* **AVAILABLE RECORDS**
┄┄┄┄┄┄┄┄┄┄

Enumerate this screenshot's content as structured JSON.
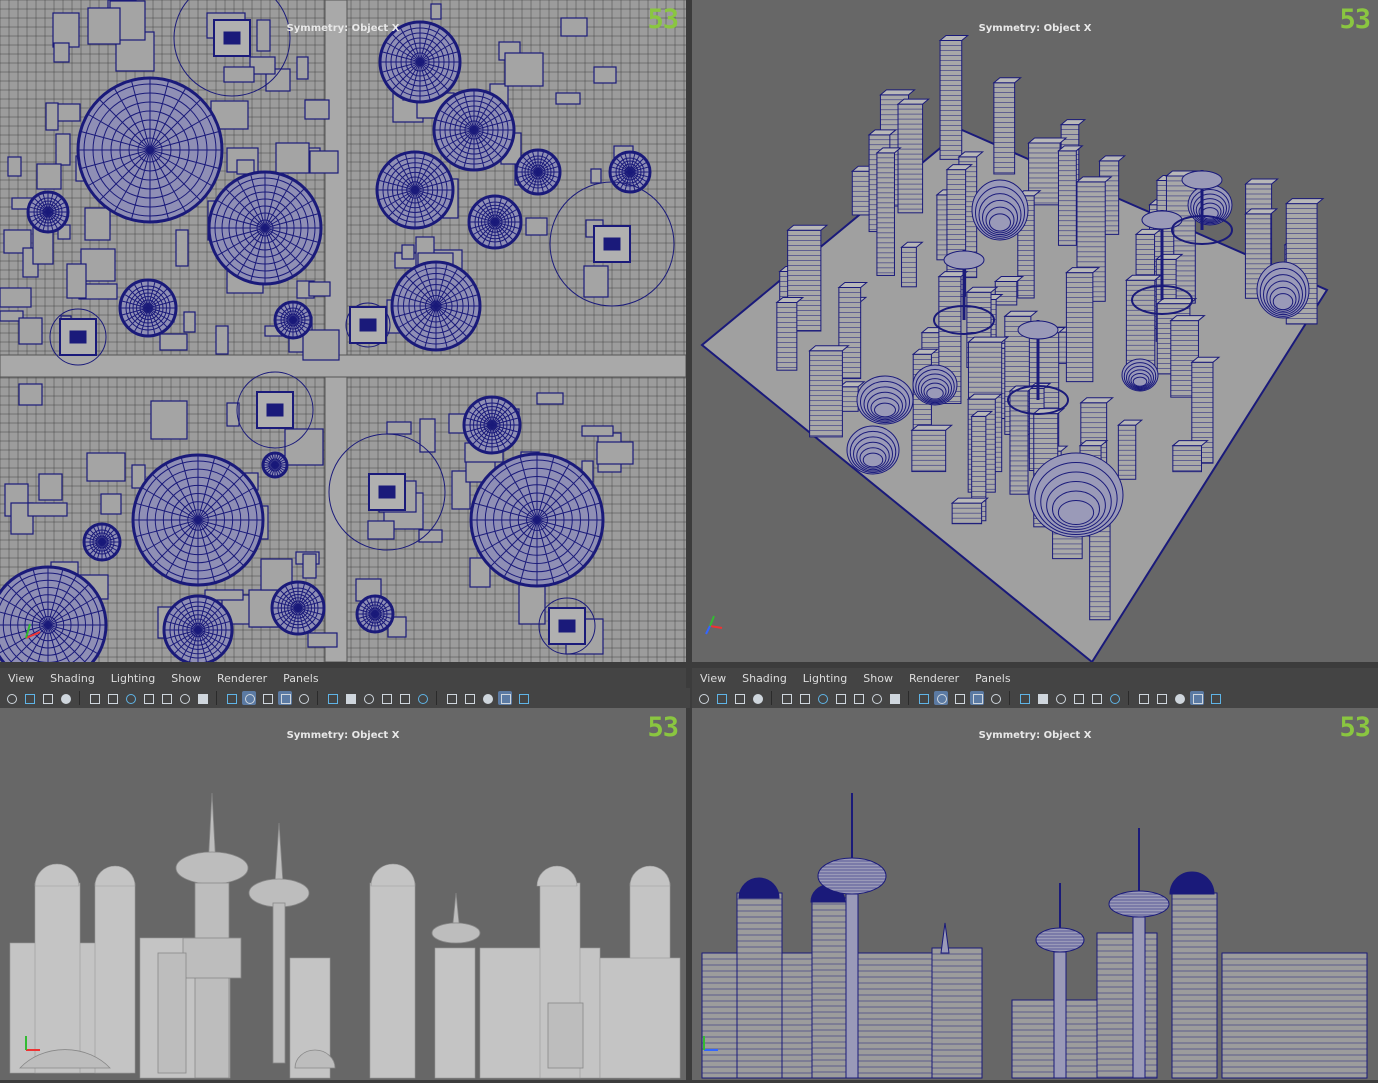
{
  "viewports": [
    {
      "id": "top",
      "symmetry": "Symmetry: Object X",
      "logo": "53"
    },
    {
      "id": "persp",
      "symmetry": "Symmetry: Object X",
      "logo": "53"
    },
    {
      "id": "front",
      "symmetry": "Symmetry: Object X",
      "logo": "53"
    },
    {
      "id": "side",
      "symmetry": "Symmetry: Object X",
      "logo": "53"
    }
  ],
  "panel_menu": [
    "View",
    "Shading",
    "Lighting",
    "Show",
    "Renderer",
    "Panels"
  ],
  "colors": {
    "wire": "#1a1a7a",
    "mesh": "#9c9c9c",
    "viewport_bg": "#676767",
    "logo": "#8ac640",
    "toolbar": "#444444",
    "active_icon": "#5b7aa3"
  },
  "toolbar_icons": [
    "camera-icon",
    "camera-attr-icon",
    "bookmark-icon",
    "image-plane-icon",
    "grid-icon",
    "film-gate-icon",
    "resolution-gate-icon",
    "gate-mask-icon",
    "field-chart-icon",
    "safe-action-icon",
    "safe-title-icon",
    "wireframe-icon",
    "smooth-shade-icon",
    "default-lighting-icon",
    "wireframe-on-shaded-icon",
    "textured-icon",
    "use-all-lights-icon",
    "shadows-icon",
    "ambient-occlusion-icon",
    "motion-blur-icon",
    "anti-alias-icon",
    "depth-of-field-icon",
    "isolate-select-icon",
    "xray-icon",
    "xray-joints-icon",
    "xray-active-icon",
    "resolution-icon"
  ]
}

┄┄┄┄┄┄┄┄┄┄

* **WRITTEN PROBLEM**
Return the material exactly as given, apart from the pictures.

* **EXERCISE RESPONSE**
Enumerate this screenshot's content as structured JSON.
{
  "viewports": [
    {
      "id": "top",
      "symmetry": "Symmetry: Object X",
      "logo": "53"
    },
    {
      "id": "persp",
      "symmetry": "Symmetry: Object X",
      "logo": "53"
    },
    {
      "id": "front",
      "symmetry": "Symmetry: Object X",
      "logo": "53"
    },
    {
      "id": "side",
      "symmetry": "Symmetry: Object X",
      "logo": "53"
    }
  ],
  "panel_menu": [
    "View",
    "Shading",
    "Lighting",
    "Show",
    "Renderer",
    "Panels"
  ],
  "colors": {
    "wire": "#1a1a7a",
    "mesh": "#9c9c9c",
    "viewport_bg": "#676767",
    "logo": "#8ac640",
    "toolbar": "#444444",
    "active_icon": "#5b7aa3"
  },
  "toolbar_icons": [
    "camera-icon",
    "camera-attr-icon",
    "bookmark-icon",
    "image-plane-icon",
    "grid-icon",
    "film-gate-icon",
    "resolution-gate-icon",
    "gate-mask-icon",
    "field-chart-icon",
    "safe-action-icon",
    "safe-title-icon",
    "wireframe-icon",
    "smooth-shade-icon",
    "default-lighting-icon",
    "wireframe-on-shaded-icon",
    "textured-icon",
    "use-all-lights-icon",
    "shadows-icon",
    "ambient-occlusion-icon",
    "motion-blur-icon",
    "anti-alias-icon",
    "depth-of-field-icon",
    "isolate-select-icon",
    "xray-icon",
    "xray-joints-icon",
    "xray-active-icon",
    "resolution-icon"
  ]
}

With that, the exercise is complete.